**What you will do**. If a line contains the word "NSCLC", include it in the count; state how many such lines the listing has and nothing else.

(Records shown)

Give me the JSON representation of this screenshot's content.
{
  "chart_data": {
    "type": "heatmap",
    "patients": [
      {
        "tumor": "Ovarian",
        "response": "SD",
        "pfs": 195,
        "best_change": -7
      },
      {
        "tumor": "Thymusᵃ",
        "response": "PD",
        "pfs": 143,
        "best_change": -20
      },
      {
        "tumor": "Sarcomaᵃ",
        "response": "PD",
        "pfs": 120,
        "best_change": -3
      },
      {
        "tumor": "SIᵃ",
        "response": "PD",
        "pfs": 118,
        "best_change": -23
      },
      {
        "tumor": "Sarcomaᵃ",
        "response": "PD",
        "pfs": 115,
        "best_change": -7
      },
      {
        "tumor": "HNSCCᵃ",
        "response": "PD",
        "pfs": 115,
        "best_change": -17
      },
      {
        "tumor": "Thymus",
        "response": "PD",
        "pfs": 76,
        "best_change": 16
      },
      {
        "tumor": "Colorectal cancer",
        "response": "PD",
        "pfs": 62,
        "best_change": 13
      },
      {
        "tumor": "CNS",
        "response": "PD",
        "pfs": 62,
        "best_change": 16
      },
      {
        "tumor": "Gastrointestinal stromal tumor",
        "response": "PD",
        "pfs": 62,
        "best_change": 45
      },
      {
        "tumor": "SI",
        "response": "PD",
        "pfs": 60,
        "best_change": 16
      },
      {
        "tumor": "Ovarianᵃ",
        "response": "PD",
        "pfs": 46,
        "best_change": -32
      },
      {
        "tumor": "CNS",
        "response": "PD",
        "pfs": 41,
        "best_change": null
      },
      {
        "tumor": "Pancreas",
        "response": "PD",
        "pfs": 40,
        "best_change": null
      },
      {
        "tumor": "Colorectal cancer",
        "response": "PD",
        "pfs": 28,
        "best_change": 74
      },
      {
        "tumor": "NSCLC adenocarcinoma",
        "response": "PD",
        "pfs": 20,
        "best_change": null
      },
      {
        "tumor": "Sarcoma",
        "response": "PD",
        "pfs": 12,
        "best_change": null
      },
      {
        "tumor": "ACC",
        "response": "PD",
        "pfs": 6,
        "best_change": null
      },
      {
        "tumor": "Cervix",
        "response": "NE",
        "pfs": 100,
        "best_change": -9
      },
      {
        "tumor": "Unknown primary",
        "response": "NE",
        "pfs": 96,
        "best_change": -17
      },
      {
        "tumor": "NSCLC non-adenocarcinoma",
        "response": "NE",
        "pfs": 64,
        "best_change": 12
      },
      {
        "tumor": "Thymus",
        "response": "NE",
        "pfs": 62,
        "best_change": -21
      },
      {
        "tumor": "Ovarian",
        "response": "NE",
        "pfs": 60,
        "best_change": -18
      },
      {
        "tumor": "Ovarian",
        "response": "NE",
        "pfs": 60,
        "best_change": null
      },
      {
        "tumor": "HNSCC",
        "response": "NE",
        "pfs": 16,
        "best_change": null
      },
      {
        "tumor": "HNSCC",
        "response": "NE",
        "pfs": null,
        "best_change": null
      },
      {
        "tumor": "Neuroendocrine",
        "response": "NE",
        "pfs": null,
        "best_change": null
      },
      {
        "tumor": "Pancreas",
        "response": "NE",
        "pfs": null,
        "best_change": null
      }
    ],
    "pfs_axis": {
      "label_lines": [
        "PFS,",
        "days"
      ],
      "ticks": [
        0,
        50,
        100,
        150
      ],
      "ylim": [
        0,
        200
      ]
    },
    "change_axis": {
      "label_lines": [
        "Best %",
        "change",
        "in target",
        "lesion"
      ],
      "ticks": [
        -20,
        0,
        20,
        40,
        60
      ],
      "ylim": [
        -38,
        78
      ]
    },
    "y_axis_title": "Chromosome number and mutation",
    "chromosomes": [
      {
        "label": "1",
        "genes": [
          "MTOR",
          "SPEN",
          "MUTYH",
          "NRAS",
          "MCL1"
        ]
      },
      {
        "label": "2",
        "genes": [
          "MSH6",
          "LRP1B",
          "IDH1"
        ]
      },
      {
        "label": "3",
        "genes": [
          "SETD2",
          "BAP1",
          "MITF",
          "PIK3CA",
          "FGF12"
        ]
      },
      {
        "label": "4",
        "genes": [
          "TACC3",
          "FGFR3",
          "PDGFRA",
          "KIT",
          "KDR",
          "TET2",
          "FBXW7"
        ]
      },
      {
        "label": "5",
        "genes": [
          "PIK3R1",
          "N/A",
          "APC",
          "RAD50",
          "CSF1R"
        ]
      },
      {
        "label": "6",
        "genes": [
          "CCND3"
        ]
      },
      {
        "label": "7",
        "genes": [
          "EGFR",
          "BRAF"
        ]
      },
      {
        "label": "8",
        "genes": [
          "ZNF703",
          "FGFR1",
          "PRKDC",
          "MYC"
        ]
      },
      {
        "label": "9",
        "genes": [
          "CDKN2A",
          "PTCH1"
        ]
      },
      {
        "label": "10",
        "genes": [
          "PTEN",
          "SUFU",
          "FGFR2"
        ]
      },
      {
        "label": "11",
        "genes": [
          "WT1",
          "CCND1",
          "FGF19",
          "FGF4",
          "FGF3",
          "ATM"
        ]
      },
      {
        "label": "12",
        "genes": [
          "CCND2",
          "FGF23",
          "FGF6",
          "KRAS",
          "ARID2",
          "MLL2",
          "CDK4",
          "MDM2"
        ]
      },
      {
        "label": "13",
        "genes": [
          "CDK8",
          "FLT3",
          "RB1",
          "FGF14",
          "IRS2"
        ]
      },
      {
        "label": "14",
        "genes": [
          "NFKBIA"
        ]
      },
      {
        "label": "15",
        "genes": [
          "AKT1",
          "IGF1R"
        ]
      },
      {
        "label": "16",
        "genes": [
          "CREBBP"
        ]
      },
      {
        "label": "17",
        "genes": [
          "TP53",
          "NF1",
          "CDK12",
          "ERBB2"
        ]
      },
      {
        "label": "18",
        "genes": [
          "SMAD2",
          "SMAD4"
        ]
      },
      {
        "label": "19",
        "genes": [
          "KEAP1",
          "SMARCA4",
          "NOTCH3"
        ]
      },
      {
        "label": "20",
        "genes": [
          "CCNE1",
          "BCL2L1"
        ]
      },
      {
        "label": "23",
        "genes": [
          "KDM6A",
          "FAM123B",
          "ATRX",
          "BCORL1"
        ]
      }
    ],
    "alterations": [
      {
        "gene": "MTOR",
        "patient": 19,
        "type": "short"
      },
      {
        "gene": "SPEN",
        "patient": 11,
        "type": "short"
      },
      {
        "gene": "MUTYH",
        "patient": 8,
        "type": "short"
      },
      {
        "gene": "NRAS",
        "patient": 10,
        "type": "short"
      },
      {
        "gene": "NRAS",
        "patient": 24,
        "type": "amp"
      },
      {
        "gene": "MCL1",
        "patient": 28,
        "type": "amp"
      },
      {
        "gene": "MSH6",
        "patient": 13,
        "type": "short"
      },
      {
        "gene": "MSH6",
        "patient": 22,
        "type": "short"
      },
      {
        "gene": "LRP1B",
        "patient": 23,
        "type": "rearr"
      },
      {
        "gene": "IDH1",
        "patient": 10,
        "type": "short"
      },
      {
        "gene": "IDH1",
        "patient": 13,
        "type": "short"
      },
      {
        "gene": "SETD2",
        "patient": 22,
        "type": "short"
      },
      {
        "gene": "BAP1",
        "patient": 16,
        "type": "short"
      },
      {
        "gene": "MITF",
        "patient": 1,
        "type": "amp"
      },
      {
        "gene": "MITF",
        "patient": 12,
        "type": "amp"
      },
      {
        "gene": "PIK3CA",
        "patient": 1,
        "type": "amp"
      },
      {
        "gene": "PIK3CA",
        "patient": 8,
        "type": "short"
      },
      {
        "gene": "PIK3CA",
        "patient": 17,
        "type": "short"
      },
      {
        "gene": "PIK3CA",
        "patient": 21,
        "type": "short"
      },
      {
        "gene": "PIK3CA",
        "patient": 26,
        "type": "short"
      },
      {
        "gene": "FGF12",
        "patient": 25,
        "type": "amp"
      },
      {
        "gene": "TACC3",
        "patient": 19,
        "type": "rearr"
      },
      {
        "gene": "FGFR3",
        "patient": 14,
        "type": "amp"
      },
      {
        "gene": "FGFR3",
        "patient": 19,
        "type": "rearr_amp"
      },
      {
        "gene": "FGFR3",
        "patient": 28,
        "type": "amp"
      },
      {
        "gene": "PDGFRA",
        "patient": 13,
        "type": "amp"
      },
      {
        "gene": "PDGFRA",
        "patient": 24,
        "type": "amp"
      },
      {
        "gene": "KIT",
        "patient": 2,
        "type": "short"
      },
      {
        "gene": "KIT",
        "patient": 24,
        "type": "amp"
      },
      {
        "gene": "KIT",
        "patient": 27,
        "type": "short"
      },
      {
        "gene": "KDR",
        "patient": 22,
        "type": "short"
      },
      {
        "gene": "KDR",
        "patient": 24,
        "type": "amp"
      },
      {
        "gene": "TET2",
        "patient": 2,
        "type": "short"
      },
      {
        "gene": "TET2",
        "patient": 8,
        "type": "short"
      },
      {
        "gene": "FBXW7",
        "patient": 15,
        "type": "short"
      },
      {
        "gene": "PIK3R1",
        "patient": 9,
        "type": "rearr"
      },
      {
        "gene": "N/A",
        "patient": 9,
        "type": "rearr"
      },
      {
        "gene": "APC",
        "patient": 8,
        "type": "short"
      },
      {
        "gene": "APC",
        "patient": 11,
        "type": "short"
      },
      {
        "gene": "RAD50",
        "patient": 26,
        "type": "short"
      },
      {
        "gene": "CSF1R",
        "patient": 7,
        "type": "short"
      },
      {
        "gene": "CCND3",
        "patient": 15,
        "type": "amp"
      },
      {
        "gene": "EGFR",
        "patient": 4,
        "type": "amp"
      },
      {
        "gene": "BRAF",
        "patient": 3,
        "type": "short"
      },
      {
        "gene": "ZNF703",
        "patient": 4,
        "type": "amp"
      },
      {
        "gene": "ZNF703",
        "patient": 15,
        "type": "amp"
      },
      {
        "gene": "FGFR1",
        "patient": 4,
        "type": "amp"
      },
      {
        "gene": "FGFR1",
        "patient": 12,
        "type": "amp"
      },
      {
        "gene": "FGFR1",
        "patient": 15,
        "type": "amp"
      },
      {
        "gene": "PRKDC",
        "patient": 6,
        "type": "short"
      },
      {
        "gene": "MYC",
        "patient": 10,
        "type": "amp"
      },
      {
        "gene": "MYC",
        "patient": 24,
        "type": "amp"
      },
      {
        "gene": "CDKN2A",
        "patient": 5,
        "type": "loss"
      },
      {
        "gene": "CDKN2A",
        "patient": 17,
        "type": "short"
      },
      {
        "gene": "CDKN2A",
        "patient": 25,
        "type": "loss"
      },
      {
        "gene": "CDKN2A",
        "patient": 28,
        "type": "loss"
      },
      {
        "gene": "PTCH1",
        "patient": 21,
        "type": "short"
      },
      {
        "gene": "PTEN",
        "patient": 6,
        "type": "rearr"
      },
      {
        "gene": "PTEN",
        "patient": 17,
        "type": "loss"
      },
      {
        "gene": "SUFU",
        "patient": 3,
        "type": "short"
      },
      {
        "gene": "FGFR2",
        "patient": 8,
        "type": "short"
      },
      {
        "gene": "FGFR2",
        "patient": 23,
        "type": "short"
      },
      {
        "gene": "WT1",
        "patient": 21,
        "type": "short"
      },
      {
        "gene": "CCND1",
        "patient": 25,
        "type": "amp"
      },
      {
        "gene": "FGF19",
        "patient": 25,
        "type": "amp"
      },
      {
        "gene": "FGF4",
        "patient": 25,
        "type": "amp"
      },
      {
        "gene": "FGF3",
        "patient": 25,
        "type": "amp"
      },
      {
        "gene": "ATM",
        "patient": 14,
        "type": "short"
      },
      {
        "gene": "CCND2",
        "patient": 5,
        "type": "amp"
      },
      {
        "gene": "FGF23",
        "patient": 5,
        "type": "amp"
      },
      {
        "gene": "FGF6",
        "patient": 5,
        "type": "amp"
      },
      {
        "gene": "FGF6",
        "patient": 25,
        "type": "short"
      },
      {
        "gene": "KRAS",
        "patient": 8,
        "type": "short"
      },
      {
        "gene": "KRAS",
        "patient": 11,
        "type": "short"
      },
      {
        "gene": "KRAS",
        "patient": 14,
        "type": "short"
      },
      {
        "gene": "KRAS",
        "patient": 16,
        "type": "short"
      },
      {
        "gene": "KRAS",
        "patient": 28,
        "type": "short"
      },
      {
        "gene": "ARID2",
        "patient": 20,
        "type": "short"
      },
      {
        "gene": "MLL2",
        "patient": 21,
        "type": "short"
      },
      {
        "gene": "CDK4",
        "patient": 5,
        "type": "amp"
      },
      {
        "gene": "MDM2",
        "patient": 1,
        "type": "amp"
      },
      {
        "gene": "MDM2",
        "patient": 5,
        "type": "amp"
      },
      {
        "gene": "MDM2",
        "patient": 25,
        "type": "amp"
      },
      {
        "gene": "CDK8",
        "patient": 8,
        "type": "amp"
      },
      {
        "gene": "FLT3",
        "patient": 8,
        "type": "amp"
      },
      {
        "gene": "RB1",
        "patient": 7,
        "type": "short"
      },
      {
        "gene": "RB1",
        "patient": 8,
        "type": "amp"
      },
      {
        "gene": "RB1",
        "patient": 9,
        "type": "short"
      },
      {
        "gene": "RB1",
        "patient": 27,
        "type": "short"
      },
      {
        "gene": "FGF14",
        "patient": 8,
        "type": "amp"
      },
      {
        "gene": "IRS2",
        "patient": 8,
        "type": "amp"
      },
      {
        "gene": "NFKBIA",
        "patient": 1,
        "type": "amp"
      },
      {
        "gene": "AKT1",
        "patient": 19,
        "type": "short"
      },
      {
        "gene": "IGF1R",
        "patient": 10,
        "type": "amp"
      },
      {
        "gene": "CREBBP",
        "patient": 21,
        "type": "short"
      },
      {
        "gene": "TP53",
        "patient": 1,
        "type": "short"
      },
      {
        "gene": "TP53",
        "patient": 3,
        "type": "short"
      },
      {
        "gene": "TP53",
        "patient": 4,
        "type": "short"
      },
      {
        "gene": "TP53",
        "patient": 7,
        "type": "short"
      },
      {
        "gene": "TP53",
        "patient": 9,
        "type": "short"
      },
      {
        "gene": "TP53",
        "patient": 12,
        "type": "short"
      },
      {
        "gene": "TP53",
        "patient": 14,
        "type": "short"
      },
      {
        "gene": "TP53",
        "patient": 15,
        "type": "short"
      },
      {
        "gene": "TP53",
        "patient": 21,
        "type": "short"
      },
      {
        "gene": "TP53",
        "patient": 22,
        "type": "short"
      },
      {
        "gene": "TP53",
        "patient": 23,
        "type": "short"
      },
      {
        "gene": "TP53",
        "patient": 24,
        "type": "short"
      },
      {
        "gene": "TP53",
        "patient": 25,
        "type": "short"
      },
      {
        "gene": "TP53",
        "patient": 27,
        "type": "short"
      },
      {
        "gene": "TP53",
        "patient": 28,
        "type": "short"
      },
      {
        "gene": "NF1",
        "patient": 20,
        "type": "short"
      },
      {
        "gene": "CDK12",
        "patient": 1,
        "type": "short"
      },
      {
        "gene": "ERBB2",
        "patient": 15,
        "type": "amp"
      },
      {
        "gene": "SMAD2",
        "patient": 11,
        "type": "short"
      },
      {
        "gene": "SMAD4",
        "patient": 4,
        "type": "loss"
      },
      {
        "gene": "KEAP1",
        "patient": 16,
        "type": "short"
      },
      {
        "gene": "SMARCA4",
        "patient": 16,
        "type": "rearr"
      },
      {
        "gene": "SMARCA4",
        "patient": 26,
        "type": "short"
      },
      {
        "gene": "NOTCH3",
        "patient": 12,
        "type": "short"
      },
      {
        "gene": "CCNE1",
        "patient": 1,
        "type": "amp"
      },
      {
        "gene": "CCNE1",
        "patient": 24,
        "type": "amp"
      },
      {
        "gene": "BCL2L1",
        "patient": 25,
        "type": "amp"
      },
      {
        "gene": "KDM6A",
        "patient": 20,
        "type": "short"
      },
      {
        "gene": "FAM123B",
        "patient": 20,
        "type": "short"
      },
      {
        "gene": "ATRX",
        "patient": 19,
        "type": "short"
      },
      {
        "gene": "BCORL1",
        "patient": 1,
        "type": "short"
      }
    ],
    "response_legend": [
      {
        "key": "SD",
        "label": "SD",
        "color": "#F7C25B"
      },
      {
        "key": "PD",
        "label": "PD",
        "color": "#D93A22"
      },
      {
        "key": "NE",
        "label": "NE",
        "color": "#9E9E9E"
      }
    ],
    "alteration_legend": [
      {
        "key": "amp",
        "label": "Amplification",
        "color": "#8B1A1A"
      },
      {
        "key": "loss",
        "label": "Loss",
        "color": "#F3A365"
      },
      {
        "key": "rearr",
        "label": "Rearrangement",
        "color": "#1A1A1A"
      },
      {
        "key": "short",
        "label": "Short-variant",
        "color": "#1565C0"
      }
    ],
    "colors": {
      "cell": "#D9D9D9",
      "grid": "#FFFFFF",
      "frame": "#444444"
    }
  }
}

(End Records shown)

**Expected answer**. 2